*DIRECTIONS FOR THIS TASK*:
Reproduce the stretch of the nuclear energy text from "How Do Nuclear" through "equivalent to understanding.", word for word.

[Opening READING PASSAGE section]

Nuclear Energy

How Do Nuclear Power Stations Work?

This is a surprisingly rarely asked question! Perhaps because “nuclear” is a word so often featured in the media, people tend to convince themselves that familiarity is equivalent to understanding.

Uranium (and sometimes Plutonium) atoms split in a process called nuclear fission. Small particles called neutrons split the molecules, releasing a vast amount of energy that can be used to boil water. The steam produced from the boiling water will spin a turbine, and the motion of this turbine is what drives electricity production. Commercial reactors contain very little fission material and plenty of control rods that can absorb excess neutrons and prevent uncontrolled reactions. [1]

How are Nuclear Power Stations Different to Nuclear Weapons?

Nuclear power plants contain approximately 4% fissile material, whereas nuclear weapons contain over 90%. Unlike power plants, where the goal is to confine and control the reaction with specialist control rods and chambers, bombs are constructed to react uncontrollably to cause as much damage as possible and accelerate the explosion. [2]

“It should be emphasised that a commercial-type power reactor simply cannot under any circumstances explode like a nuclear bomb.”

The World Nuclear Association [3]

Nuclear power plants heat our homes, power our devices and operate under strict protocols to prevent accidents. Nuclear weapons cannot compare. [2]

Are Nuclear Reactors Safe?

In 50 years of use, nuclear power generation has caused only three significant accidents; Three Mile Island, Chernobyl and Fukushima. [3] Damage to a reactor in 1979 on Three Mile Island caused no adverse health or environmental effects due to the safe containment of the radioactive material. The accident at Fukushima in 2011 was caused by a tsunami and saw no deaths or severe injury due to radioactivity. The tsunami itself, however, was destructive and killed 19,000 people.

[Closing READING PASSAGE section]
[Opening EXCERPTED DATA section]

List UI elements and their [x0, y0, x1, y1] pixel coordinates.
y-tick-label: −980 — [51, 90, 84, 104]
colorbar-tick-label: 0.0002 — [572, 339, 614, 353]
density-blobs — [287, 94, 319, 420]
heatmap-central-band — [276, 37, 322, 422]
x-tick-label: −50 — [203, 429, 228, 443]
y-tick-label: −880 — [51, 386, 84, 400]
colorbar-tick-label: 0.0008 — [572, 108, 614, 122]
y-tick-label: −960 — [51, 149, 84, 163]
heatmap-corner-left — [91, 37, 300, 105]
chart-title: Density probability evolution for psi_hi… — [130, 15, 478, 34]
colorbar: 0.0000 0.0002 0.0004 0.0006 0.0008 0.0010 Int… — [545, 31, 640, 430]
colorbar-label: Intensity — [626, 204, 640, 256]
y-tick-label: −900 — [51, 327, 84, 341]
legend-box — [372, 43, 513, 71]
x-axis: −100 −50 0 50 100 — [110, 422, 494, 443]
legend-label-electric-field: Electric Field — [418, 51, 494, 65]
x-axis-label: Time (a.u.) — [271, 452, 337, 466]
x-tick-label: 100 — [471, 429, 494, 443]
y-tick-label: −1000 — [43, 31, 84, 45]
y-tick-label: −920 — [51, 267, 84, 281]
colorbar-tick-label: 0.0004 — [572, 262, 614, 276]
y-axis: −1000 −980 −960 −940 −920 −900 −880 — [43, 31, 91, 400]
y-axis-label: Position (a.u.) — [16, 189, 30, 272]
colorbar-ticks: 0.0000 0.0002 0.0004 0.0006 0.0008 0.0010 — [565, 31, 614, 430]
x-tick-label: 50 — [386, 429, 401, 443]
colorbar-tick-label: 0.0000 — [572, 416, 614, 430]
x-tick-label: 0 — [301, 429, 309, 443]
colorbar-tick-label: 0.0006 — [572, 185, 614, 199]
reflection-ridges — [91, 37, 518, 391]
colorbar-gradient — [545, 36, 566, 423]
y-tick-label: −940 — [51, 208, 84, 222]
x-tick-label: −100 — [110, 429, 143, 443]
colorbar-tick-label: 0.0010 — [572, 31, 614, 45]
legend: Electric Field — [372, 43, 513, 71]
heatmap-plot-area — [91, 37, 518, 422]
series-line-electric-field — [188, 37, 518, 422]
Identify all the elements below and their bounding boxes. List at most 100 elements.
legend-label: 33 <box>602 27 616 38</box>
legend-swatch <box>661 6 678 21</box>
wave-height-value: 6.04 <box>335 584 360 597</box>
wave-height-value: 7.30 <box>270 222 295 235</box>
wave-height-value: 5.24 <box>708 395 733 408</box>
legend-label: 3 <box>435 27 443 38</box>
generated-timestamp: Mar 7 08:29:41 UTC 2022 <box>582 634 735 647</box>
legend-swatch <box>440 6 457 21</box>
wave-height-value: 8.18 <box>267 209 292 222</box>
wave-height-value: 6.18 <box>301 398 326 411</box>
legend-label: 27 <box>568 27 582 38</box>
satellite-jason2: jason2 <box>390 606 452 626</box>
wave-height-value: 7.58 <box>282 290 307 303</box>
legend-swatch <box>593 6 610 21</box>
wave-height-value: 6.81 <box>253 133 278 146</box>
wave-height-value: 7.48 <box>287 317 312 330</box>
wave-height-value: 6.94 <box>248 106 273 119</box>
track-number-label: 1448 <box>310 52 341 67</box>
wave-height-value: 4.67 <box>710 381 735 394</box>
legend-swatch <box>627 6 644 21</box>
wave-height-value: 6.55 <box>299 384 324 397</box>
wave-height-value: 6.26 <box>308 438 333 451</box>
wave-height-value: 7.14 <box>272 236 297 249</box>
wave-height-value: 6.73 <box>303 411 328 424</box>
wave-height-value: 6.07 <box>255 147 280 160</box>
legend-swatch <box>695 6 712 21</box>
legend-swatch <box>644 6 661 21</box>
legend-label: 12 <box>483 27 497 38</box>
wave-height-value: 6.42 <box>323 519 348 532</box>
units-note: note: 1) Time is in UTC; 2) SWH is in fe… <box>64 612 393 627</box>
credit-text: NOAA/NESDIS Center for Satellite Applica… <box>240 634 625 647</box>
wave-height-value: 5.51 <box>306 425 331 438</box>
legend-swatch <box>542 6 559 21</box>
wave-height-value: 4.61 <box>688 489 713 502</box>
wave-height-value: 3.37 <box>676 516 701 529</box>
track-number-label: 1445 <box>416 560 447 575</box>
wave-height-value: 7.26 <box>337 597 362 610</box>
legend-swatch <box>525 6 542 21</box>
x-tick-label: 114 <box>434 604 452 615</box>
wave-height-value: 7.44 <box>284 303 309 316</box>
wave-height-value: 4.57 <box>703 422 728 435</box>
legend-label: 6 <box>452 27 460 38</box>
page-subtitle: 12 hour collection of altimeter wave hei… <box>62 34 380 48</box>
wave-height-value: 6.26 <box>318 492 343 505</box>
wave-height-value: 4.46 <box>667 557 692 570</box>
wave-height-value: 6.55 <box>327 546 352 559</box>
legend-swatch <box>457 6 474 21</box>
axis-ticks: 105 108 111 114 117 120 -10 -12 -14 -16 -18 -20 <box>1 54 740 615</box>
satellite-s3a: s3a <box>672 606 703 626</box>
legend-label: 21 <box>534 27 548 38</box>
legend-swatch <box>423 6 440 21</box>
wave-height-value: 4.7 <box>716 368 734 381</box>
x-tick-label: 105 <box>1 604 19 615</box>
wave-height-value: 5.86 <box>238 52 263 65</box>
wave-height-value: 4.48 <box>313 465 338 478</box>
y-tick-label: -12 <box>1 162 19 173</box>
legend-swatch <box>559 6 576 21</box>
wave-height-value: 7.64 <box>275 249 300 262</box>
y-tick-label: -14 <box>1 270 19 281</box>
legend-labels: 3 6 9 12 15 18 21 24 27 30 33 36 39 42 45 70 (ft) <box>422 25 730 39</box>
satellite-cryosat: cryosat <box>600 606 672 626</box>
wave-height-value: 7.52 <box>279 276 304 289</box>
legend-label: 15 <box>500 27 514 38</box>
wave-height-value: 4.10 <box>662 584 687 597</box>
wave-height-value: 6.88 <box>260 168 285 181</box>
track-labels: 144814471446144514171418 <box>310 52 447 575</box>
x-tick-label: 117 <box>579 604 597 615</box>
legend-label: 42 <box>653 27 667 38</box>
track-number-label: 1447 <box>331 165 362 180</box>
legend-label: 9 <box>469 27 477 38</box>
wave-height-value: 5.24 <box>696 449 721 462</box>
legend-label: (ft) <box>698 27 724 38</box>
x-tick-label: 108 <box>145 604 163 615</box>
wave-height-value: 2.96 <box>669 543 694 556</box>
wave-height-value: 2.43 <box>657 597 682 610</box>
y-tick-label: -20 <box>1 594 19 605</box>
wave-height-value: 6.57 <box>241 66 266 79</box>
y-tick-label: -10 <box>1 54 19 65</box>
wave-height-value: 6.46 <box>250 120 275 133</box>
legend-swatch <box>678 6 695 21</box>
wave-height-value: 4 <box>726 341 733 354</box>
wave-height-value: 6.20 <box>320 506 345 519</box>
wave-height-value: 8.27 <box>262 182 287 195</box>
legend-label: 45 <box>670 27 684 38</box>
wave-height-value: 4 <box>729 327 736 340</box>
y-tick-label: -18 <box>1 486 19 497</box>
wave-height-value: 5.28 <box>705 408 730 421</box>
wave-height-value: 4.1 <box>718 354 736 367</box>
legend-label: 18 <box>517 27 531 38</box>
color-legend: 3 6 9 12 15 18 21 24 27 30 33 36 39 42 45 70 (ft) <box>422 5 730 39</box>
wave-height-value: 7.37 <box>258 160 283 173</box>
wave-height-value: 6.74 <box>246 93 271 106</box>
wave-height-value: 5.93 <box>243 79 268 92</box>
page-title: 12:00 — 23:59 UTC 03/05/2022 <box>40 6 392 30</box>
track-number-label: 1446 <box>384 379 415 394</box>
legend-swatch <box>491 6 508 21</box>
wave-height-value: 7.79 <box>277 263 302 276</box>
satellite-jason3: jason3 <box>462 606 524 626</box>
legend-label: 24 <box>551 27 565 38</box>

[Closing EXCERPTED DATA section]

*WRITTEN REPLY*:
How Do Nuclear Power Stations Work?

This is a surprisingly rarely asked question! Perhaps because “nuclear” is a word so often featured in the media, people tend to convince themselves that familiarity is equivalent to understanding.